> **Exercise brief**
Print every line of the listing exactly, please.

..........

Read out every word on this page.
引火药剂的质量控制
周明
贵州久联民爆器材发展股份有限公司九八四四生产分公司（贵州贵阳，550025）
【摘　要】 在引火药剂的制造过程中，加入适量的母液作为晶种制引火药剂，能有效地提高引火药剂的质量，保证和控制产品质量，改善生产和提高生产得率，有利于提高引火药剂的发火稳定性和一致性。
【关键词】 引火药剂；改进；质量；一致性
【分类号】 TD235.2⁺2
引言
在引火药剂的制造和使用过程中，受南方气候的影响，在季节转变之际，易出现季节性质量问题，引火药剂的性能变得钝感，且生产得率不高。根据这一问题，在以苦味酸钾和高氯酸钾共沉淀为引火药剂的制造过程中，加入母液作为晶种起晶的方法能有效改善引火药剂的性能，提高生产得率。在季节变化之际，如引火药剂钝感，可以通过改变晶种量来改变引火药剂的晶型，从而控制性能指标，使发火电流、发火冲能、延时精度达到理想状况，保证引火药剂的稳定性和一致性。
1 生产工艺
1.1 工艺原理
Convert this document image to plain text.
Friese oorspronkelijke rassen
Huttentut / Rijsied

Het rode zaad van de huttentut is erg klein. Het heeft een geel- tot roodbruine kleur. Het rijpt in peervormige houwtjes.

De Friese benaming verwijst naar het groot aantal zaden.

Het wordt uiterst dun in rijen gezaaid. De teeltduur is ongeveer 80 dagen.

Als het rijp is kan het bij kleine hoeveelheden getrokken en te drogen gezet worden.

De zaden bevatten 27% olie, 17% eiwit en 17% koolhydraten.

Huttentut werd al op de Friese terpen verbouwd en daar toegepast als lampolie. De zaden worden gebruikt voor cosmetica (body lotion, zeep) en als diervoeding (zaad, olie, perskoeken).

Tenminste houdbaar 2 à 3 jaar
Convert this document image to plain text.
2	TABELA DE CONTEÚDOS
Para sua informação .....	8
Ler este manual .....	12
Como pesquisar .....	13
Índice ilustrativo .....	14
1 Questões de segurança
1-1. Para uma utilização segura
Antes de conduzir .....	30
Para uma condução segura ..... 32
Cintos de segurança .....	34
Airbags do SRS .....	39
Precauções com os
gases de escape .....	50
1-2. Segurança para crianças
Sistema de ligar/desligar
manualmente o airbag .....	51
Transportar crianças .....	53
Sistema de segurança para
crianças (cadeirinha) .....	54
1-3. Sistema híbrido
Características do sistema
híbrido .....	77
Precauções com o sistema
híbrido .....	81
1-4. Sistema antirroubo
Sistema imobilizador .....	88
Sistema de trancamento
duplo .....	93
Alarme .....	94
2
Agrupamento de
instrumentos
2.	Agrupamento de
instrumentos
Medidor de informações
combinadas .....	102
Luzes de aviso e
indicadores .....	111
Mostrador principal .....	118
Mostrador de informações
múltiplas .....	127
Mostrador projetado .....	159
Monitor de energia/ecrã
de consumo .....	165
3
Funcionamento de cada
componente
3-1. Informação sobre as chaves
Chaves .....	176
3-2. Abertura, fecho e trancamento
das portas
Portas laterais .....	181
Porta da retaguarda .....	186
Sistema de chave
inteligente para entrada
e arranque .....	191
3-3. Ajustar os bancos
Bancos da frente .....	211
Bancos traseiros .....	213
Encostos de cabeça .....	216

..........

> **Reply**
Read out every word on this page.
引火药剂的质量控制
周明
贵州久联民爆器材发展股份有限公司九八四四生产分公司（贵州贵阳，550025）
【摘　要】 在引火药剂的制造过程中，加入适量的母液作为晶种制引火药剂，能有效地提高引火药剂的质量，保证和控制产品质量，改善生产和提高生产得率，有利于提高引火药剂的发火稳定性和一致性。
【关键词】 引火药剂；改进；质量；一致性
【分类号】 TD235.2⁺2
引言
在引火药剂的制造和使用过程中，受南方气候的影响，在季节转变之际，易出现季节性质量问题，引火药剂的性能变得钝感，且生产得率不高。根据这一问题，在以苦味酸钾和高氯酸钾共沉淀为引火药剂的制造过程中，加入母液作为晶种起晶的方法能有效改善引火药剂的性能，提高生产得率。在季节变化之际，如引火药剂钝感，可以通过改变晶种量来改变引火药剂的晶型，从而控制性能指标，使发火电流、发火冲能、延时精度达到理想状况，保证引火药剂的稳定性和一致性。
1 生产工艺
1.1 工艺原理
Convert this document image to plain text.
Friese oorspronkelijke rassen
Huttentut / Rijsied

Het rode zaad van de huttentut is erg klein. Het heeft een geel- tot roodbruine kleur. Het rijpt in peervormige houwtjes.

De Friese benaming verwijst naar het groot aantal zaden.

Het wordt uiterst dun in rijen gezaaid. De teeltduur is ongeveer 80 dagen.

Als het rijp is kan het bij kleine hoeveelheden getrokken en te drogen gezet worden.

De zaden bevatten 27% olie, 17% eiwit en 17% koolhydraten.

Huttentut werd al op de Friese terpen verbouwd en daar toegepast als lampolie. De zaden worden gebruikt voor cosmetica (body lotion, zeep) en als diervoeding (zaad, olie, perskoeken).

Tenminste houdbaar 2 à 3 jaar
Convert this document image to plain text.
2	TABELA DE CONTEÚDOS
Para sua informação .....	8
Ler este manual .....	12
Como pesquisar .....	13
Índice ilustrativo .....	14
1 Questões de segurança
1-1. Para uma utilização segura
Antes de conduzir .....	30
Para uma condução segura ..... 32
Cintos de segurança .....	34
Airbags do SRS .....	39
Precauções com os
gases de escape .....	50
1-2. Segurança para crianças
Sistema de ligar/desligar
manualmente o airbag .....	51
Transportar crianças .....	53
Sistema de segurança para
crianças (cadeirinha) .....	54
1-3. Sistema híbrido
Características do sistema
híbrido .....	77
Precauções com o sistema
híbrido .....	81
1-4. Sistema antirroubo
Sistema imobilizador .....	88
Sistema de trancamento
duplo .....	93
Alarme .....	94
2
Agrupamento de
instrumentos
2.	Agrupamento de
instrumentos
Medidor de informações
combinadas .....	102
Luzes de aviso e
indicadores .....	111
Mostrador principal .....	118
Mostrador de informações
múltiplas .....	127
Mostrador projetado .....	159
Monitor de energia/ecrã
de consumo .....	165
3
Funcionamento de cada
componente
3-1. Informação sobre as chaves
Chaves .....	176
3-2. Abertura, fecho e trancamento
das portas
Portas laterais .....	181
Porta da retaguarda .....	186
Sistema de chave
inteligente para entrada
e arranque .....	191
3-3. Ajustar os bancos
Bancos da frente .....	211
Bancos traseiros .....	213
Encostos de cabeça .....	216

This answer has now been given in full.